[Records from a collection of figures]

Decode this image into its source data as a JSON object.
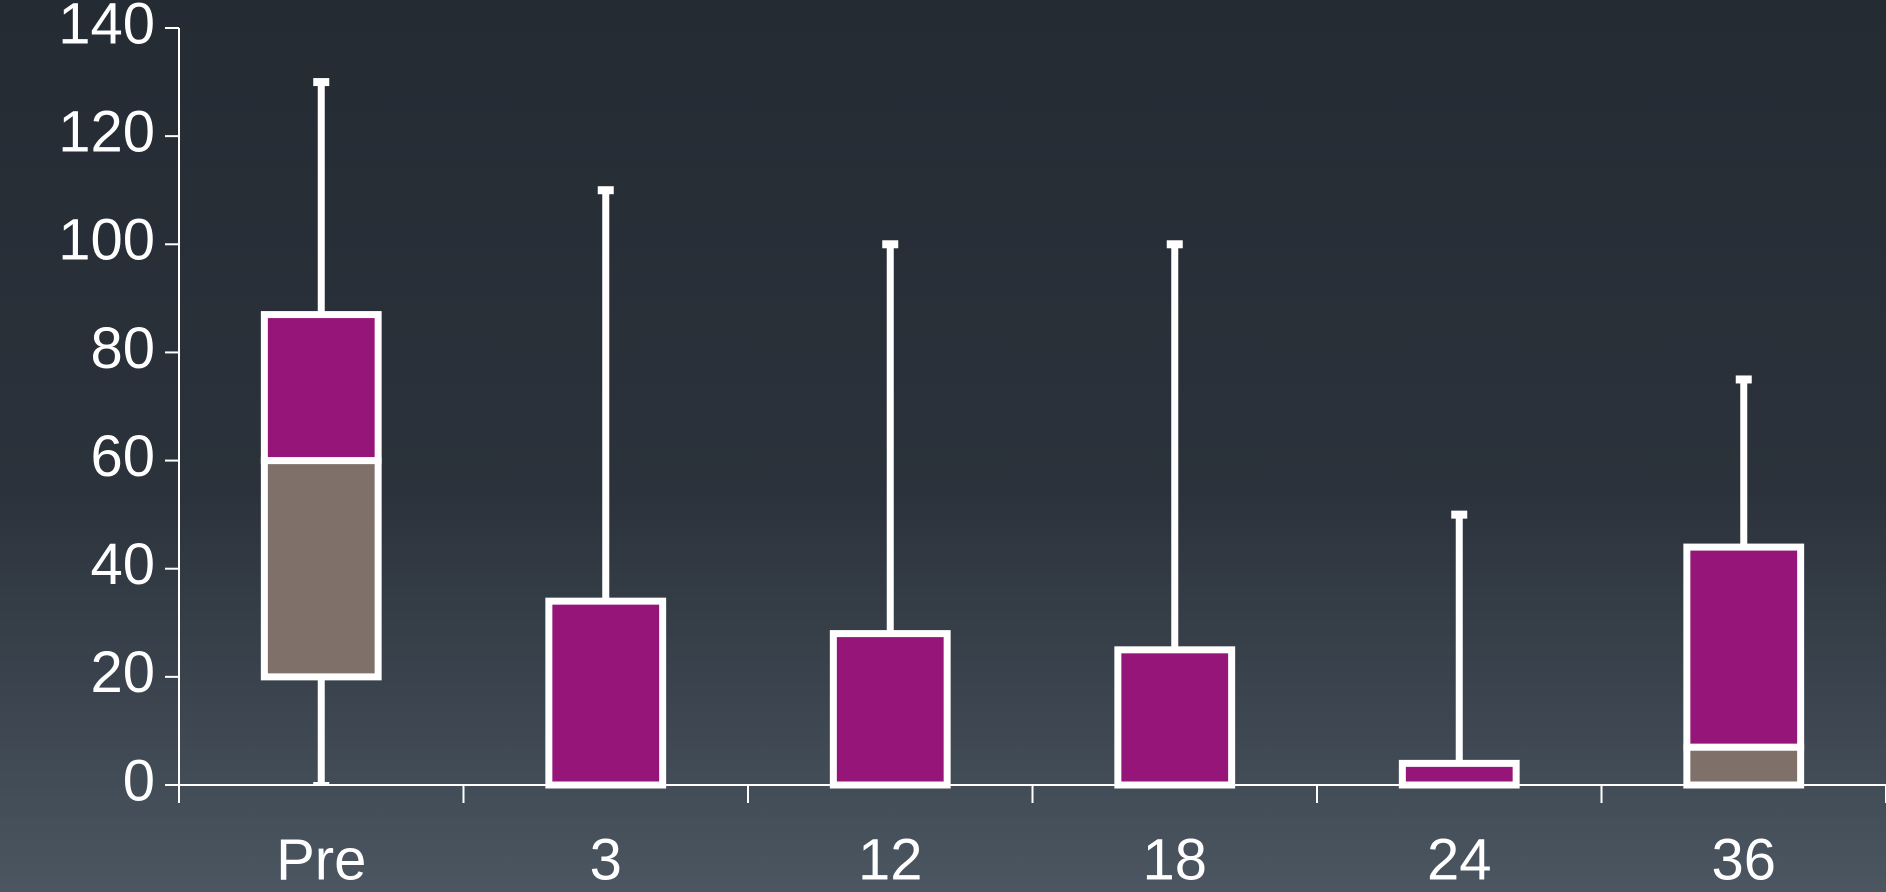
{
  "chart_data": {
    "type": "box",
    "categories": [
      "Pre",
      "3",
      "12",
      "18",
      "24",
      "36"
    ],
    "min": [
      0,
      0,
      0,
      0,
      0,
      0
    ],
    "q1": [
      20,
      0,
      0,
      0,
      0,
      0
    ],
    "median": [
      60,
      0,
      0,
      0,
      0,
      7
    ],
    "q3": [
      87,
      34,
      28,
      25,
      4,
      44
    ],
    "max": [
      130,
      110,
      100,
      100,
      50,
      75
    ],
    "box_colors": [
      "#7f7069",
      "#951578"
    ],
    "ylim": [
      0,
      140
    ],
    "yticks": [
      0,
      20,
      40,
      60,
      80,
      100,
      120,
      140
    ]
  }
}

> **Prompt**:
Copy every line of the data word for word, omitting the images.

> **Solution to the problem**:
Decode this image into its source data as a JSON object.
{
  "chart_data": {
    "type": "box",
    "categories": [
      "Pre",
      "3",
      "12",
      "18",
      "24",
      "36"
    ],
    "min": [
      0,
      0,
      0,
      0,
      0,
      0
    ],
    "q1": [
      20,
      0,
      0,
      0,
      0,
      0
    ],
    "median": [
      60,
      0,
      0,
      0,
      0,
      7
    ],
    "q3": [
      87,
      34,
      28,
      25,
      4,
      44
    ],
    "max": [
      130,
      110,
      100,
      100,
      50,
      75
    ],
    "box_colors": [
      "#7f7069",
      "#951578"
    ],
    "ylim": [
      0,
      140
    ],
    "yticks": [
      0,
      20,
      40,
      60,
      80,
      100,
      120,
      140
    ]
  }
}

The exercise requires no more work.